Dataset entries >>
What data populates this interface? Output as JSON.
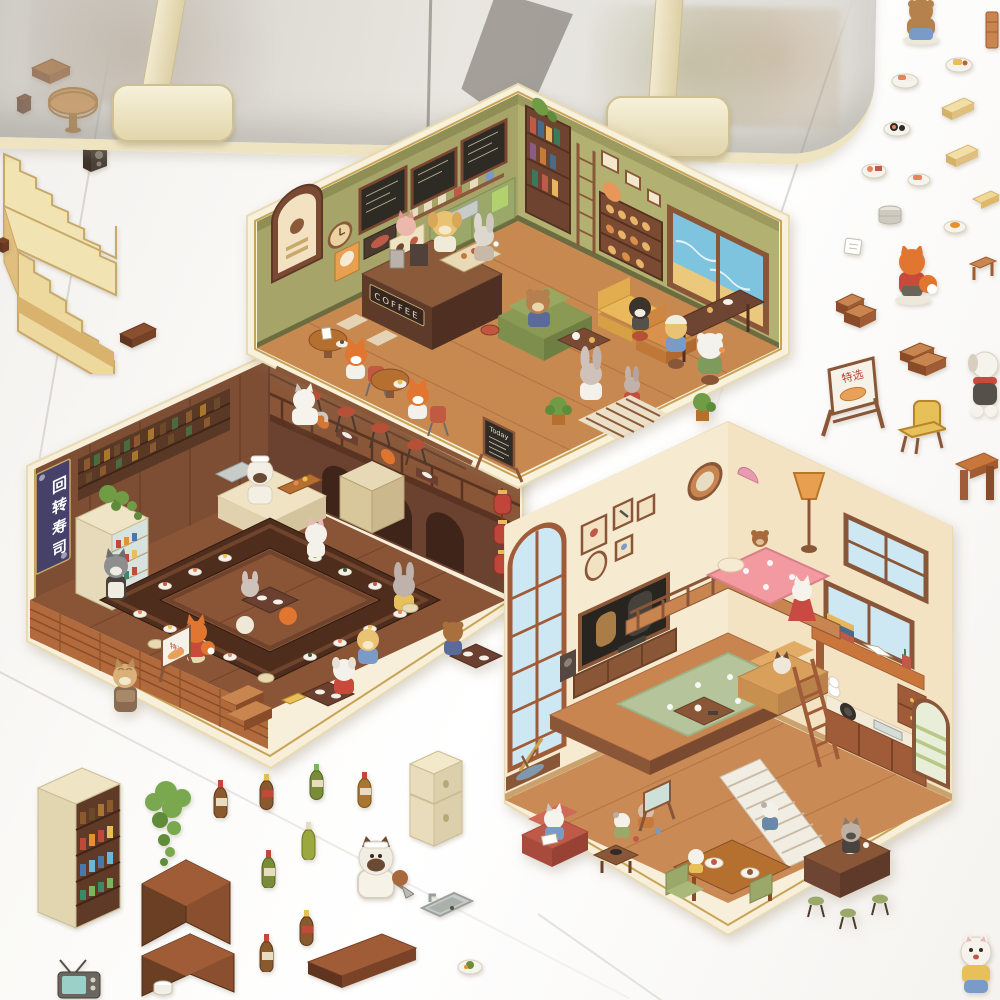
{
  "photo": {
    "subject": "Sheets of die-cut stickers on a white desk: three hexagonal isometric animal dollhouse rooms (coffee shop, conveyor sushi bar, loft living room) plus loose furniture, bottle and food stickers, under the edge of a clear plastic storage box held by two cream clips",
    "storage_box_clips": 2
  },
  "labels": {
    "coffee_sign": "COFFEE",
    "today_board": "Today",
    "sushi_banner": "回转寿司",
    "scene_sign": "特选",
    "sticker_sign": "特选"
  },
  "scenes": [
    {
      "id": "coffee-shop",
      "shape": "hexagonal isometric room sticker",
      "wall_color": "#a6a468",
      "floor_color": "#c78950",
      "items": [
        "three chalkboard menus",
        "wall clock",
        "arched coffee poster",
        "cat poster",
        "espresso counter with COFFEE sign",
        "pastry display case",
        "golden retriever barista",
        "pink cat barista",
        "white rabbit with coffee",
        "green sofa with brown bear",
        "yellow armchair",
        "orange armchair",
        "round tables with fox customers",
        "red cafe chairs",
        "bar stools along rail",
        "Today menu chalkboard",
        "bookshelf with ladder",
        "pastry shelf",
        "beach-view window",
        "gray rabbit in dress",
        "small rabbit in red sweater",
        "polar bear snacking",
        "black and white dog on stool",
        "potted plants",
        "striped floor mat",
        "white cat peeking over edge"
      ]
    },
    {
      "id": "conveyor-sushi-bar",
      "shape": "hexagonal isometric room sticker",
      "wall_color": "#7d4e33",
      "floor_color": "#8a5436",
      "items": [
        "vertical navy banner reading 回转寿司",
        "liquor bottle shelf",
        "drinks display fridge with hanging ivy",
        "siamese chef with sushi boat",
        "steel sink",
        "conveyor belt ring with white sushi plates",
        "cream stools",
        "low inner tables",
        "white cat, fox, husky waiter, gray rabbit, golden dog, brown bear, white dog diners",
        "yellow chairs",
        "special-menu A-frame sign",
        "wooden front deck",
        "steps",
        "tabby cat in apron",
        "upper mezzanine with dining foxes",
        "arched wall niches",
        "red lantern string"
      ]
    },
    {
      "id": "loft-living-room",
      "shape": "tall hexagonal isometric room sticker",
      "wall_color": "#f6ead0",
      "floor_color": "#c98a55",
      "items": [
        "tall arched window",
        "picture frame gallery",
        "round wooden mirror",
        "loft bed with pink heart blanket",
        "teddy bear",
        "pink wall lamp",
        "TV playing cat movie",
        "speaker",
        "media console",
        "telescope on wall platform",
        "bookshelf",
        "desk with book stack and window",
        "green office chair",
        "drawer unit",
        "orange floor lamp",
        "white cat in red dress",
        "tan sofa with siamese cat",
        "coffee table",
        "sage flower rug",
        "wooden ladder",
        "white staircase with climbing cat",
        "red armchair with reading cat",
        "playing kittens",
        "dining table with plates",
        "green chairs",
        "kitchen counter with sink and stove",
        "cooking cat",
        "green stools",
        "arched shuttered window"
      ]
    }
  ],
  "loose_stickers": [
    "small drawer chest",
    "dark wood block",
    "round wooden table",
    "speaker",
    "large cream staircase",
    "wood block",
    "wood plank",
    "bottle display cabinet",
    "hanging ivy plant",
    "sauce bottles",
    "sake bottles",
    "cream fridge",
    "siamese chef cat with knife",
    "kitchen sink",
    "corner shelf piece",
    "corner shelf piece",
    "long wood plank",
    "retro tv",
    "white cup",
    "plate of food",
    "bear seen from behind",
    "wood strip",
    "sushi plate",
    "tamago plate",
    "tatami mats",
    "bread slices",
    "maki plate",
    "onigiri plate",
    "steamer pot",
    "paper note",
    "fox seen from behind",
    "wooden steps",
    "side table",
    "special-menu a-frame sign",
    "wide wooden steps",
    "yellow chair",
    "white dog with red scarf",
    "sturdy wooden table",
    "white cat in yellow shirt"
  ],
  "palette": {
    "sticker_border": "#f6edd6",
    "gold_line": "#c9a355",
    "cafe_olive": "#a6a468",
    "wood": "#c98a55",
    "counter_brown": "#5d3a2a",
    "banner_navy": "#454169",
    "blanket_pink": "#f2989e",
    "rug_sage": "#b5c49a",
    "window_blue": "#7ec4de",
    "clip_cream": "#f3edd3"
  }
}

* * *

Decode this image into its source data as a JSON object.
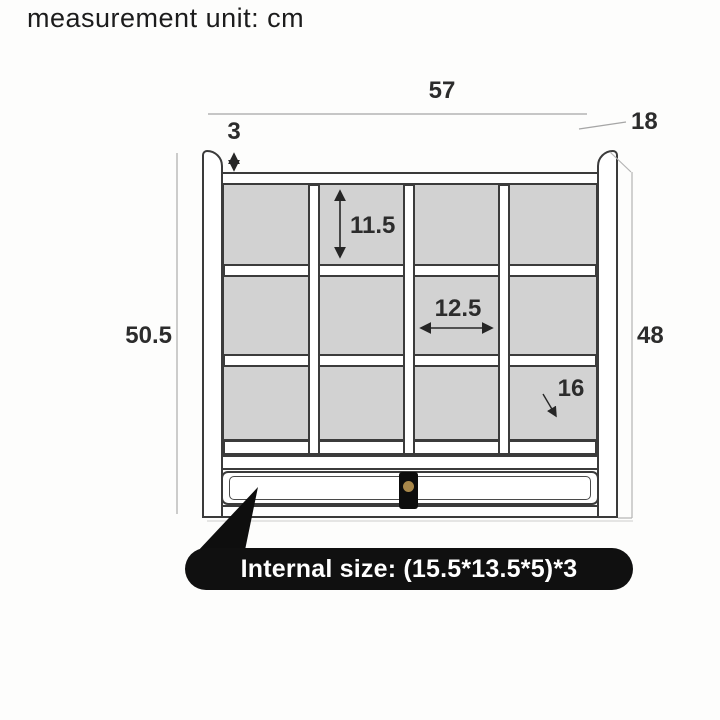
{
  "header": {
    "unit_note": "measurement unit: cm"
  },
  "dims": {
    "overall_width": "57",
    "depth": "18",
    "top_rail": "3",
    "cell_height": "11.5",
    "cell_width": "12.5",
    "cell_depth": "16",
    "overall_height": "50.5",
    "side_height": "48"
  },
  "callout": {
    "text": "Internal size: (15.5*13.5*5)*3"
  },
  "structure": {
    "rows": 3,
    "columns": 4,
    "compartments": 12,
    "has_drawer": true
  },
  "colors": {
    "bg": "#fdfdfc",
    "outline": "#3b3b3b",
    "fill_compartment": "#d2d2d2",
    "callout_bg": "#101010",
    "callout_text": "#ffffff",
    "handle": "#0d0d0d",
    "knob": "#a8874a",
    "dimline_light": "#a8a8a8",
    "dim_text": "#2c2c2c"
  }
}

Given instruction >> Copy out every line from the data above that has "hexagonal" in it.

Expected output >>
    "subject": "Sheets of die-cut stickers on a white desk: three hexagonal isometric animal dollhouse rooms (coffee shop, conveyor sushi bar, loft living room) plus loose furniture, bottle and food stickers, under the edge of a clear plastic storage box held by two cream clips",
      "shape": "hexagonal isometric room sticker",
      "shape": "hexagonal isometric room sticker",
      "shape": "tall hexagonal isometric room sticker",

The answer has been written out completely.